WRITTEN INSTRUCTION 1:
According to the passage on Benjamin's essay about violence, who edited the 1955 collection of Benjamin's writings that included the essay?

TEXT PROVIDED:
▼

The choice of Schmitt, Benjamin, Arendt and Fanon is not arbitrary. Walter Benjamin's 1921 essay "Zur Kritik der Gewalt," translated as "Critique of Violence," was greatly admired by Carl Schmitt. Benjamin in turn took himself to be inspired by Sorel's concept of the "general strike" in the latter's Réflexions. Arendt, who was a close friend of Benjamin's and an editor of some of his posthumous works, and who herself wrote two different essays on violence, passed over in significant silence her young friend's musings on this question. Frantz Fanon's, The Wretched of the Earth, and in particular, Jean-Paul Sartre's Introduction to it, are in turn the object of Arendt's vehement objections and polemics.
Why has the 28-year old Walter Benjamin's essay continued to exercise such influence? Hardly noticed (except by Carl Schmitt) or debated when it was first published, Benjamin's essay was subsequently included in a collection of his writings edited by Theodor W. Adorno and Gershom Scholem in 1955, and reissued ten years later in a small German volume edited by Herbert Marcuse with an Afterword. Since then thinkers such as Adorno, Jacques Derrida, Jürgen Habermas, Giorgio Agamben, Martin Jay, and more recently, Judith Butler, Simon Critchley, Slavoj Žižek have returned to it. Benjamin's essay is dense and apocalyptic, frequently positing distinctions that are hardly clarified. Benjamin distinguishes between "law-making" and "law-preserving" violence, thus scrambling liberal conceptions of the legitimacy of state power originating in some consensual contract. "[A legal contract]," he writes,
however peacefully it may have been entered into by the parties leads finally to possible violence. It confers on each party the right to resort to violence in some form against the other, should he break the agreement. Not only that: like the outcome, the origin of every contract also points to violence (quoted in Bernstein, 51).
Benjamin thus washes away distinctions between the legitimate exercise of power and coercion and illegitimate violence. Not only the origins of the state but its continuous existence for him rest on violence.
It is not difficult to see why such a theory would appeal to critics of liberalism and constitutionalism and, more specifically, to those who reject any Kantian or neo-Kantian theory of the state as resting on the rule of law, the protection of human rights, the rights of citizens, popular sovereignty and the like. But it is not the distinction between law-making and law-preserving violence alone that has led to the spilling of much ink; rather it is the tantalizing one between "mythic" and "divine" violence, which has challenged one and all. Mythic violence is law-making as well as law-preserving violence (55), whereas "Justice (Gerechtigkeit) is the principle of all divine endmaking, power (Macht) the principle of all mythic lawmaking." (Benjamin, quoted by Bernstein, 55) How is such divine violence to be understood? Who declaims it? How do we recognize it? Bernstein works through a number of interpretations which read into Benjamin's concept of "divine violence," not just a flirtation with apocalyptic politics such as the Sorelian revolutionary violence of the oppressed manifested through the general strike (Marcuse) or Leninist "real politics" that grabs state power (Žižek), but which also parse Benjamin's text as endorsing "nonviolent violence" (Butler) or an "ethical" form of violence (Critchley).

▲

DATA EXTRACT:
▼

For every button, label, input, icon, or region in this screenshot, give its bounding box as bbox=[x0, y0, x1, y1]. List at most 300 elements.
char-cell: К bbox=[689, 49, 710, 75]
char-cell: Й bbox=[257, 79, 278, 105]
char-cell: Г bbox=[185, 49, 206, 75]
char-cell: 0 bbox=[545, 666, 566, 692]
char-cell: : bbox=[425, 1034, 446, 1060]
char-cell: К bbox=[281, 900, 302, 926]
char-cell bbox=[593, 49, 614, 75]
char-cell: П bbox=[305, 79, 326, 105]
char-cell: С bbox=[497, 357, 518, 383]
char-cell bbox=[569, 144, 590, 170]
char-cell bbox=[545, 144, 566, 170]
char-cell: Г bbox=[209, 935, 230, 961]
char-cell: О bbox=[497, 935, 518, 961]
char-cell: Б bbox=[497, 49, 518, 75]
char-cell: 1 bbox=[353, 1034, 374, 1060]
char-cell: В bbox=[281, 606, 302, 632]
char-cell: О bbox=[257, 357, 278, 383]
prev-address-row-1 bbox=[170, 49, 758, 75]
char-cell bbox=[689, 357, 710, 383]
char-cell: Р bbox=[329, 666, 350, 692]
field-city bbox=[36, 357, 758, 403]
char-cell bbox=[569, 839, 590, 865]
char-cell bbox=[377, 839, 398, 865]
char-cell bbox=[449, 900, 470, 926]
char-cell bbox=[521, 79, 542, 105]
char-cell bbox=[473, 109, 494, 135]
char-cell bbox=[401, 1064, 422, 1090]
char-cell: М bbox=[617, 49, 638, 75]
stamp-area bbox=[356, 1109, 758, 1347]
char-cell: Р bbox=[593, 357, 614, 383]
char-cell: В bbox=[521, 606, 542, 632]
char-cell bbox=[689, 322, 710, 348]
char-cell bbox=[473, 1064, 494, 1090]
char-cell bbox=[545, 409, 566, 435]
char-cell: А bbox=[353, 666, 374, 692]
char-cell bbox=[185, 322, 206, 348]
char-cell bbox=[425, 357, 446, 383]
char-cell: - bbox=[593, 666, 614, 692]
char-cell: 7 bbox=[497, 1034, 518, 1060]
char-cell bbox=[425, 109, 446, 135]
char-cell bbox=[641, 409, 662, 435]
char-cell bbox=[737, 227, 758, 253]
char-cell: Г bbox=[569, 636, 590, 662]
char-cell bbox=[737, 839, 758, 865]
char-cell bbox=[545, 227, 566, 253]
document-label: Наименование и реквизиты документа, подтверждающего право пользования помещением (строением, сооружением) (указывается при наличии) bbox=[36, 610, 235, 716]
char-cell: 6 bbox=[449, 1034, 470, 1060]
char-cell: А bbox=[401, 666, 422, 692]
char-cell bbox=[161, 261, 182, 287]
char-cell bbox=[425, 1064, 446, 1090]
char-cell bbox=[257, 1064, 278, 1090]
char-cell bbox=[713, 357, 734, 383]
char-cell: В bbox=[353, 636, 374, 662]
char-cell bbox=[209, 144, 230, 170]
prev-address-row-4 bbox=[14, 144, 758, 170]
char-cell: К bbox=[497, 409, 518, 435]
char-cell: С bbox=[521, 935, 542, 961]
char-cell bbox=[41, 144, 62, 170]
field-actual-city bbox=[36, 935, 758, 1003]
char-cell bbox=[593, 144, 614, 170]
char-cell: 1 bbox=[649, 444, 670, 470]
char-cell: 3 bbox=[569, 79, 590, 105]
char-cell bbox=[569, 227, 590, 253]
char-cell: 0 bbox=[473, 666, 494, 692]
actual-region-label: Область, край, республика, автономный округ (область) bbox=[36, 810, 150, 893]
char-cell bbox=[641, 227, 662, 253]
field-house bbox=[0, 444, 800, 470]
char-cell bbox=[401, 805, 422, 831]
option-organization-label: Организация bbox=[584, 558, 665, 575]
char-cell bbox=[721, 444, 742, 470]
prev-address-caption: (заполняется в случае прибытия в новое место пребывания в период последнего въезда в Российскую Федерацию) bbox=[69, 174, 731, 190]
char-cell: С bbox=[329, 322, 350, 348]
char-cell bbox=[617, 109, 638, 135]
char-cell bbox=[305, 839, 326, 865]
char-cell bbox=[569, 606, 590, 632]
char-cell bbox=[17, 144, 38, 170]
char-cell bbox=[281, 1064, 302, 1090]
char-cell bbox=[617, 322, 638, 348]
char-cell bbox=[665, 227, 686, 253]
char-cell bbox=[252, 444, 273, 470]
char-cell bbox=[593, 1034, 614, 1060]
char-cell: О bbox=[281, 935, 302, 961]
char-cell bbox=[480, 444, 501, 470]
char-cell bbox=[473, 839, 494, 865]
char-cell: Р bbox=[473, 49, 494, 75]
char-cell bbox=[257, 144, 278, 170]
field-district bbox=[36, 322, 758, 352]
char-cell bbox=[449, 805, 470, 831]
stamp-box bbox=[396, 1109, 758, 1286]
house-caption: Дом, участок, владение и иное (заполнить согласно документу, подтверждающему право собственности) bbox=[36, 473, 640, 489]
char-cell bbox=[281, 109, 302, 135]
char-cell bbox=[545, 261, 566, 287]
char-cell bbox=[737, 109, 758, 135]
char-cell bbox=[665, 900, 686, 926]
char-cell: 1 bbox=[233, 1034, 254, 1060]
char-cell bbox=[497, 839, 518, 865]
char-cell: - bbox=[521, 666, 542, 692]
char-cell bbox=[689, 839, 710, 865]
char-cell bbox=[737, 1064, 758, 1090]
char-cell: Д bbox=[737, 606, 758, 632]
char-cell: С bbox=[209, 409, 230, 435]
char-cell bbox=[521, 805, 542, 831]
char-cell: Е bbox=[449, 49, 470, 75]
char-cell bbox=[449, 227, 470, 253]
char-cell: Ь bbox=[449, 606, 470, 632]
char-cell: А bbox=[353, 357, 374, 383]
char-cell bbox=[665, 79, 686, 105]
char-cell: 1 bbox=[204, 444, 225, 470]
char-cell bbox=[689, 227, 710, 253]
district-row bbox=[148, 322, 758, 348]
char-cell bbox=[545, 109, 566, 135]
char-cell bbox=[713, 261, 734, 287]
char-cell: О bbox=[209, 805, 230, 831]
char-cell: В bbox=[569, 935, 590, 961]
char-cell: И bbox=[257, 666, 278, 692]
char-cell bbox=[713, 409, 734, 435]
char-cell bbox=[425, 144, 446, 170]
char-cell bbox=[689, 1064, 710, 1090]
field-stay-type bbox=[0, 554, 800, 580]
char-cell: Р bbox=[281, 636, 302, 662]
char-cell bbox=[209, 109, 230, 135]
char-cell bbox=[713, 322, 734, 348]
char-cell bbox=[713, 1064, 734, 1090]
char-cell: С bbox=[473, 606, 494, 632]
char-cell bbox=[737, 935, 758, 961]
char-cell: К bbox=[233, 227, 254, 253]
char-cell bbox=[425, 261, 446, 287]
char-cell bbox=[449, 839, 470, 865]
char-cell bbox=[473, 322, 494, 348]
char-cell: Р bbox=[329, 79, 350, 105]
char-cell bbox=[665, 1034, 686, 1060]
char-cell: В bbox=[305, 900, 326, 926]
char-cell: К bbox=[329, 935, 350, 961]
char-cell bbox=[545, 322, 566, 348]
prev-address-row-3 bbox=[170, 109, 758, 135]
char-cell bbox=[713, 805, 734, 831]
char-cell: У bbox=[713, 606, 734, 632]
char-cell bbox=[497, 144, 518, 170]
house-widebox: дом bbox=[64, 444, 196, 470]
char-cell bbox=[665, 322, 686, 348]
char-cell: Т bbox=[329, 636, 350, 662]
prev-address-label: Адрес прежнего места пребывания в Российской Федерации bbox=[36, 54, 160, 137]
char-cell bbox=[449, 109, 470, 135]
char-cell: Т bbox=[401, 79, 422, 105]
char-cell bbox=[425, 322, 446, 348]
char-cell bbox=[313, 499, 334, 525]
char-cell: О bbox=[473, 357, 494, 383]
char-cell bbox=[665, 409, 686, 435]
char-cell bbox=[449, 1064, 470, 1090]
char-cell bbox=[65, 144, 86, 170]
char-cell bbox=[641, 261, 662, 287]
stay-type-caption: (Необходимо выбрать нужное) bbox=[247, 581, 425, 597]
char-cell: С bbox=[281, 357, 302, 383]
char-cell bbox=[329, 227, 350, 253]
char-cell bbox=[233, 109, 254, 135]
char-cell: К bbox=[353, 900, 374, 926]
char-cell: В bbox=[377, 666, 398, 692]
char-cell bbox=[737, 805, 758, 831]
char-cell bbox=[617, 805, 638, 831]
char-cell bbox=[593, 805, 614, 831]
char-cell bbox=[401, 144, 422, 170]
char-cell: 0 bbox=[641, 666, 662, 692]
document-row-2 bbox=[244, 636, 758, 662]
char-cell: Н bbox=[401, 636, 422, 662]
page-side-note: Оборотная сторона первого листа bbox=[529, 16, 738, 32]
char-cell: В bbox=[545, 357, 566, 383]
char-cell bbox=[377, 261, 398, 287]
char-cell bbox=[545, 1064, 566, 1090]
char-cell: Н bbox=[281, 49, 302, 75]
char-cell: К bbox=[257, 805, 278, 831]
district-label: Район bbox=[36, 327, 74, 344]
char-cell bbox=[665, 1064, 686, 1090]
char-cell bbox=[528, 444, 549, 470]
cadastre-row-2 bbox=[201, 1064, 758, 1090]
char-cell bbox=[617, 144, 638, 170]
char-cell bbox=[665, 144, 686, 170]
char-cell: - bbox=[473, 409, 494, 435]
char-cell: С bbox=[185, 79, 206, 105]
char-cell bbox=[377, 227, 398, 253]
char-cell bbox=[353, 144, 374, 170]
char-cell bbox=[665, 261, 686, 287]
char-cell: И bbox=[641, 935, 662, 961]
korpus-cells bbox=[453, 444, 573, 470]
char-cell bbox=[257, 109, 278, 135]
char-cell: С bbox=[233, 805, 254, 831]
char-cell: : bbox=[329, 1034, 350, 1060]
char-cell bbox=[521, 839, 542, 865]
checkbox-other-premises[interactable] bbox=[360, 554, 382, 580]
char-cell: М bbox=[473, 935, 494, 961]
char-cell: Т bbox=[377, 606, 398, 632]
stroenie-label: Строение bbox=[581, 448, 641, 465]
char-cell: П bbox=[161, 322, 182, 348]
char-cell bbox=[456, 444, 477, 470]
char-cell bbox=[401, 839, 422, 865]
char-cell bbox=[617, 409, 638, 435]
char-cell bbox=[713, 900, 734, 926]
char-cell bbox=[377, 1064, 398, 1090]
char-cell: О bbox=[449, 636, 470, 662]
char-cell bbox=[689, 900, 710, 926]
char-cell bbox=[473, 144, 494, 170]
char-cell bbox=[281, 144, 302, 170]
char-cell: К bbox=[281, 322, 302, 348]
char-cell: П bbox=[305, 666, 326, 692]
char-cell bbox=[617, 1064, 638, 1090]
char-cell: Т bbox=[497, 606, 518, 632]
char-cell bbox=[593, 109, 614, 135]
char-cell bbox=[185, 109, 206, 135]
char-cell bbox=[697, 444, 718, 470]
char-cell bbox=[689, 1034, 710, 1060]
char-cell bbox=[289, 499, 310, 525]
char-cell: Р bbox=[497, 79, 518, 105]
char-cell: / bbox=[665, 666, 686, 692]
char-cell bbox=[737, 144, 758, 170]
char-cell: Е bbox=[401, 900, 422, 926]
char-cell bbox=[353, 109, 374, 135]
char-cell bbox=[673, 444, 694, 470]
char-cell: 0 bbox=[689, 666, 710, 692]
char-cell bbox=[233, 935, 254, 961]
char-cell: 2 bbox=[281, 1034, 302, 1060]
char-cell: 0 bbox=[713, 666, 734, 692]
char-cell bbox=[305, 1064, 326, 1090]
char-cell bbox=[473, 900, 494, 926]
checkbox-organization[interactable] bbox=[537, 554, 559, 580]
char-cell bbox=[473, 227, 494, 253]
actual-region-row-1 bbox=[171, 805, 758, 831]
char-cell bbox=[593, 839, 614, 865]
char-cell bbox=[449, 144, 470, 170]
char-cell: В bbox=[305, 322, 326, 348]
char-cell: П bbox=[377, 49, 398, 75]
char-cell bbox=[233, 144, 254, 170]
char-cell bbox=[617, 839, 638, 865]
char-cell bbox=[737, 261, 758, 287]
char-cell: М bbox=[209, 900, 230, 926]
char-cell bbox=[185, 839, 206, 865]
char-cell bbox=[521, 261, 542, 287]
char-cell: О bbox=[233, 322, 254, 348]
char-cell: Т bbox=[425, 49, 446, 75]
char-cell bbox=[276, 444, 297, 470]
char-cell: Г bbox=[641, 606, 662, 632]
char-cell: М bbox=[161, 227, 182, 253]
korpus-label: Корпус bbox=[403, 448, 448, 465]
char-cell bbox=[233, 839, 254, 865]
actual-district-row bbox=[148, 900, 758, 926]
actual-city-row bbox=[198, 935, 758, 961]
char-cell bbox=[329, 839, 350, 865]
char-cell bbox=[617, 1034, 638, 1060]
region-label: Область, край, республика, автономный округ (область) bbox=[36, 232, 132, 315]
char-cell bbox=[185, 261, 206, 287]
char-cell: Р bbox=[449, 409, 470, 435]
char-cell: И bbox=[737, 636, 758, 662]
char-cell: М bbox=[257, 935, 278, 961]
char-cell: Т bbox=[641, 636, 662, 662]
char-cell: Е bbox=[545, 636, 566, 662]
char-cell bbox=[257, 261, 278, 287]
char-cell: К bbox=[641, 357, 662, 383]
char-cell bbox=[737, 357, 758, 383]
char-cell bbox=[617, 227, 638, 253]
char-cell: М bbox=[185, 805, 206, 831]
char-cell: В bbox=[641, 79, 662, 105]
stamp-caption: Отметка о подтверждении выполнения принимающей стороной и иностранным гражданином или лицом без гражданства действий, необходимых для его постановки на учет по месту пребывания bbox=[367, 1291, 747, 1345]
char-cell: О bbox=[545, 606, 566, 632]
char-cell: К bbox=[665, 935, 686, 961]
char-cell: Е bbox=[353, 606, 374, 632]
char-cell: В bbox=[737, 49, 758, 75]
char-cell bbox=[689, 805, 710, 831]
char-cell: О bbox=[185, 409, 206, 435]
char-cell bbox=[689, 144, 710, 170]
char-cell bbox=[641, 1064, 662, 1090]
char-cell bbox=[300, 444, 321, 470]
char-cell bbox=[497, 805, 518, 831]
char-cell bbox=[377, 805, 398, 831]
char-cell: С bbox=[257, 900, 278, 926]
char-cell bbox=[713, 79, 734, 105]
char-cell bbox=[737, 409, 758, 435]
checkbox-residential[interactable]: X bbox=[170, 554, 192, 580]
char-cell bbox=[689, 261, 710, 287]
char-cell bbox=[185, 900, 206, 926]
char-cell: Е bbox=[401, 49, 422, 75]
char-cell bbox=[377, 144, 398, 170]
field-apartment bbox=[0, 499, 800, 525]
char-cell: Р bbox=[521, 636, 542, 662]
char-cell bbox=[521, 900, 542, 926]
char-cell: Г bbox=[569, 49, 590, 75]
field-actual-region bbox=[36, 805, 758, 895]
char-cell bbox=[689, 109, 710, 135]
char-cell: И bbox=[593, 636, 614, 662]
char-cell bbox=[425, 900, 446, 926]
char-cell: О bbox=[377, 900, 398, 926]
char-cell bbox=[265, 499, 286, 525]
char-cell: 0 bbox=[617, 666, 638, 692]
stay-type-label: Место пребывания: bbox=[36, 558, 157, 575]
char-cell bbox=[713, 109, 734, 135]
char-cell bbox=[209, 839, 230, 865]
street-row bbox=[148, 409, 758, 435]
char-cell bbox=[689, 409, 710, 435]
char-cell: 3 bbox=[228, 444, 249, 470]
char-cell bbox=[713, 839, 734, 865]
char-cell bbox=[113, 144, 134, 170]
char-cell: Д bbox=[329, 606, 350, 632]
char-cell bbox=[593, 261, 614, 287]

▲

WRITTEN INSTRUCTION 2:
How many lines of the entries above contain the word "автономный"? Reply with the number only.

SOLUTION 1:
Theodor W. Adorno and Gershom Scholem

SOLUTION 2:
2